What to produce :: Give the number of lines in this listing that contain "dengan", with no other words.

Stored data ::
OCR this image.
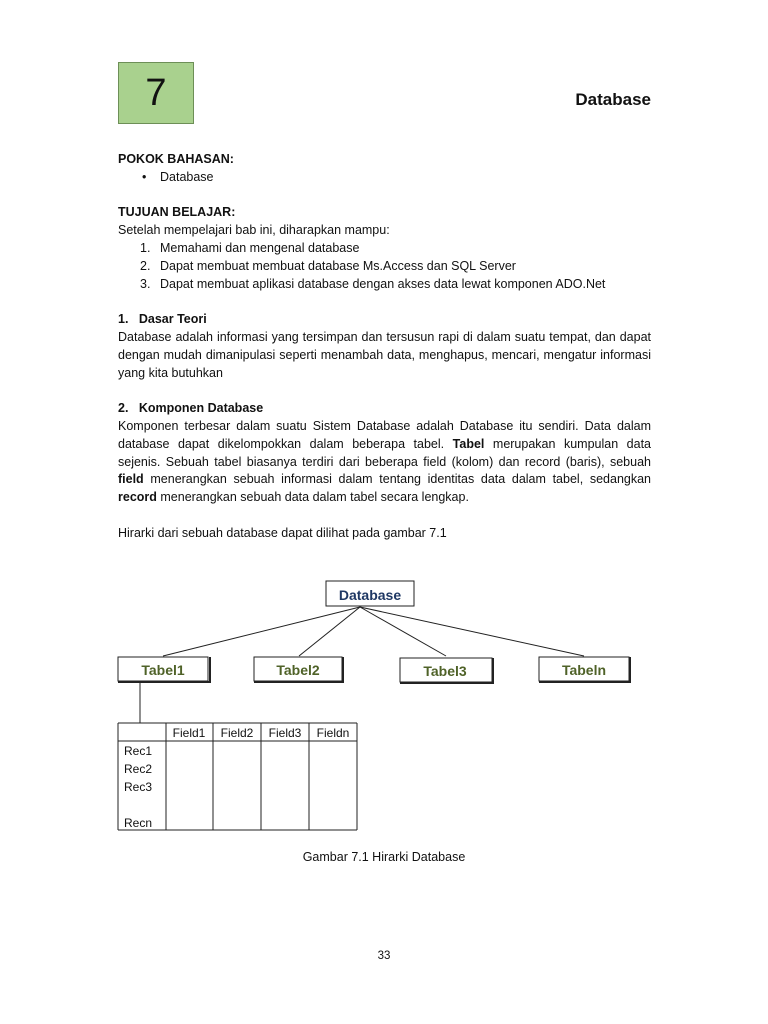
7	Database

POKOK BAHASAN:

• Database

TUJUAN BELAJAR:

Setelah mempelajari bab ini, diharapkan mampu:

1. Memahami dan mengenal database
2. Dapat membuat membuat database Ms.Access dan SQL Server
3. Dapat membuat aplikasi database dengan akses data lewat komponen ADO.Net

1.   Dasar Teori

Database adalah informasi yang tersimpan dan tersusun rapi di dalam suatu tempat, dan dapat dengan mudah dimanipulasi seperti menambah data, menghapus, mencari, mengatur informasi yang kita butuhkan

2.   Komponen Database

Komponen terbesar dalam suatu Sistem Database adalah Database itu sendiri. Data dalam database dapat dikelompokkan dalam beberapa tabel. Tabel merupakan kumpulan data sejenis. Sebuah tabel biasanya terdiri dari beberapa field (kolom) dan record (baris), sebuah field menerangkan sebuah informasi dalam tentang identitas data dalam tabel, sedangkan record menerangkan sebuah data dalam tabel secara lengkap.

Hirarki dari sebuah database dapat dilihat pada gambar 7.1

Database
Tabel1	Tabel2	Tabel3	Tabeln
Field1 Field2 Field3 Fieldn
Rec1
Rec2
Rec3
Recn
Gambar 7.1 Hirarki Database
33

Completed exercise :: 2